Carrie Buffalo Grove, ILHeathcare Status: Employer Insured

I am a 47 year old white female, and 7 years ago, I was healthy and had been hospitalized only for the birth of my child, but something didn't seem right. I had healthcare coverage, went to THREE different physicians and no one new what was wrong with me. I finally went to an Allergist, and he recommended that I take a simple urine test at the outpatient clinic.

I went back to work, until the next morning- The physician contacted me alerting me that my sugar level was close to 800+ and to immediately go to the emergency room, and that I was DIABETIC!!!

For the last 7 years, I have been insulin dependent, but still in good health, and I am still covered by insurance. Just recently, I received a letter from my insurance company stating that for cost purposes I should switch my insulin & diabetic tools to generic brands to save costs. I don't understand, my insurance costs keep rising, but yet I cannot use insulin and the tools that I prefer? I am in total agreement with your organization on how to reconstruct the healthcare in this country. I am also in agreement that all candidates don't have the foggiest idea on what they are proposing to Americans.

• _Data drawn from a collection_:
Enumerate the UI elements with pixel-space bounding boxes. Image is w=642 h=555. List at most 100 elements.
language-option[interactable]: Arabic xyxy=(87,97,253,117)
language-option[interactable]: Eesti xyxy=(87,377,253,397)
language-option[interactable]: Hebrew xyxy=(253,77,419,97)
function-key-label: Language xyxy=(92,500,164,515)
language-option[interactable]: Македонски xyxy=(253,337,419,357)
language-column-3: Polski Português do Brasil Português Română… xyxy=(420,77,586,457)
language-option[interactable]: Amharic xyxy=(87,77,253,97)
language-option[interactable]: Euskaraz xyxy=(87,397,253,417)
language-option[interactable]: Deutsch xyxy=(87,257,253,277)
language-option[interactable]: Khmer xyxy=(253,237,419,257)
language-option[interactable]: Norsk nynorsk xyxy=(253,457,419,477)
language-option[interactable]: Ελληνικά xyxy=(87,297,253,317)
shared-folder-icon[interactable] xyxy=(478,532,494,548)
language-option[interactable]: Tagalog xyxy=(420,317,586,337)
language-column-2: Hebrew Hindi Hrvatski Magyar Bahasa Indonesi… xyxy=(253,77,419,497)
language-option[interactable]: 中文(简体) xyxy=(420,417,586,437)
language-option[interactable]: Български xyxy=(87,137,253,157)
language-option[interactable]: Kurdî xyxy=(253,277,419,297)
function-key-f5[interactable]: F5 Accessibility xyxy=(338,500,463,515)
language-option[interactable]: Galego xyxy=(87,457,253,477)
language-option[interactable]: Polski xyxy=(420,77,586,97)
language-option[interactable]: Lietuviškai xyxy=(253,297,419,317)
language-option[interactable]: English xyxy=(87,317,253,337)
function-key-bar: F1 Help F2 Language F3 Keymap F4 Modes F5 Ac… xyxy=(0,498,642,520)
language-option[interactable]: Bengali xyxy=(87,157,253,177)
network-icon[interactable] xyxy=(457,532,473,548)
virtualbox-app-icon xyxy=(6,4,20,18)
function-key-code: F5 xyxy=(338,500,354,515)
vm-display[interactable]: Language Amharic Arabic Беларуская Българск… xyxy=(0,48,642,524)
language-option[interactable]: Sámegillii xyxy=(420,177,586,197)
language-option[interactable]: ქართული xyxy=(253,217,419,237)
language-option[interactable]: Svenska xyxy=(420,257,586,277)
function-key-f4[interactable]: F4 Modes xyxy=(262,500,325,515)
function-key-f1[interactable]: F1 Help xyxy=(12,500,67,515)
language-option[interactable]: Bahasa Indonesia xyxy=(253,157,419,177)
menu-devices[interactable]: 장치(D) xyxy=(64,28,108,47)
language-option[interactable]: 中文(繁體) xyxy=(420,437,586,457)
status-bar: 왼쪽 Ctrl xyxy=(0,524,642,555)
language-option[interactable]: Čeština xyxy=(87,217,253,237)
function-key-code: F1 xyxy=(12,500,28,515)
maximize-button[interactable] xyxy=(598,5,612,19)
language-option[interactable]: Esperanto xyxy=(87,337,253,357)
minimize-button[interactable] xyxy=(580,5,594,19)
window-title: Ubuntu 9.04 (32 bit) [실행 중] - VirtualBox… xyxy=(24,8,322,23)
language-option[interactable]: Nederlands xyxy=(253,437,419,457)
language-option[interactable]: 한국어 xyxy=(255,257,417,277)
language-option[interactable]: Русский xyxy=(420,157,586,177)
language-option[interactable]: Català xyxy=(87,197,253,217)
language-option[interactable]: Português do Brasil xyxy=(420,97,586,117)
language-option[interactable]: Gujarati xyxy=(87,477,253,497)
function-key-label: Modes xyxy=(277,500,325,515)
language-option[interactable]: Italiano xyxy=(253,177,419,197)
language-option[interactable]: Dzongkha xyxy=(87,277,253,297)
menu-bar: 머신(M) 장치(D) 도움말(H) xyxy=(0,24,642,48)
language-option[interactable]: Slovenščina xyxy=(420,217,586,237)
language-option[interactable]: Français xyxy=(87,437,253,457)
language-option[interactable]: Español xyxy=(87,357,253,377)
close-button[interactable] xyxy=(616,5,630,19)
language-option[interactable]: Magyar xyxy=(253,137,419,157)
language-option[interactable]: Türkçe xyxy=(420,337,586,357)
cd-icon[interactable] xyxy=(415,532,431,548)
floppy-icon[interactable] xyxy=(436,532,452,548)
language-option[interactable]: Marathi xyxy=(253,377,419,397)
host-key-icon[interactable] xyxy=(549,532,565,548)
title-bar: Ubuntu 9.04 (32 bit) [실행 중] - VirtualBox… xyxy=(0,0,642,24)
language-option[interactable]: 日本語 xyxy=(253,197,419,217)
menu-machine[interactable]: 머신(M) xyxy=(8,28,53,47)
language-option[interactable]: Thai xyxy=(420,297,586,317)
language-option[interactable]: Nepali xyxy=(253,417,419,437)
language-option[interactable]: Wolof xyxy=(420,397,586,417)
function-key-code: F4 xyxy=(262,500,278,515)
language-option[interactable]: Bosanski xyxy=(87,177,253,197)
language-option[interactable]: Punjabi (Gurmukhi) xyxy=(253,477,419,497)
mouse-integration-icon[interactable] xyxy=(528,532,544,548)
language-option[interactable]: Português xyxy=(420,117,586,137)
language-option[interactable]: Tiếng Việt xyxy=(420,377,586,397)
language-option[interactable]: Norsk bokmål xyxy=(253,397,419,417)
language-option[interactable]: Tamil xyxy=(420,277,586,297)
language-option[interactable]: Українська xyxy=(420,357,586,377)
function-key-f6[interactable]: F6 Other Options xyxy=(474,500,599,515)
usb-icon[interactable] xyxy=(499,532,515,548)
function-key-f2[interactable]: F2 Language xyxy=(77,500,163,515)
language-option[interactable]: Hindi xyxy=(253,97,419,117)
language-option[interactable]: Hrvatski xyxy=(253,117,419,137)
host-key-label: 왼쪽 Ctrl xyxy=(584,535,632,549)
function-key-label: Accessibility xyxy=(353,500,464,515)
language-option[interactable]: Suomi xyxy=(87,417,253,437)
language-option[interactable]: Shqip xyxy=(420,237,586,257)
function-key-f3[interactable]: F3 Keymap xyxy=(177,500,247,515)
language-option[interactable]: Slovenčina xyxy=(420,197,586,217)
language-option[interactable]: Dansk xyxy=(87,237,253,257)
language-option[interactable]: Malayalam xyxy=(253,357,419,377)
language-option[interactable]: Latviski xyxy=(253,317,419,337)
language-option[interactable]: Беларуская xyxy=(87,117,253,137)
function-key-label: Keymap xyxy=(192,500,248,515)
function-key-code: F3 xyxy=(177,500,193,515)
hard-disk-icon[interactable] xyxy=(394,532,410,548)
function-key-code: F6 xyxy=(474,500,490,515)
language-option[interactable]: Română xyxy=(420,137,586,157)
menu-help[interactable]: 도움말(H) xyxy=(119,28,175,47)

• _TASK BRIEF_: Reproduce everything in the passage about the diabetes diagnosis from "For the last" down to "proposing to Americans.". Rely only on the passage about the diabetes diagnosis.

• _THE COMPLETED TASK_:
For the last 7 years, I have been insulin dependent, but still in good health, and I am still covered by insurance. Just recently, I received a letter from my insurance company stating that for cost purposes I should switch my insulin & diabetic tools to generic brands to save costs. I don't understand, my insurance costs keep rising, but yet I cannot use insulin and the tools that I prefer? I am in total agreement with your organization on how to reconstruct the healthcare in this country. I am also in agreement that all candidates don't have the foggiest idea on what they are proposing to Americans.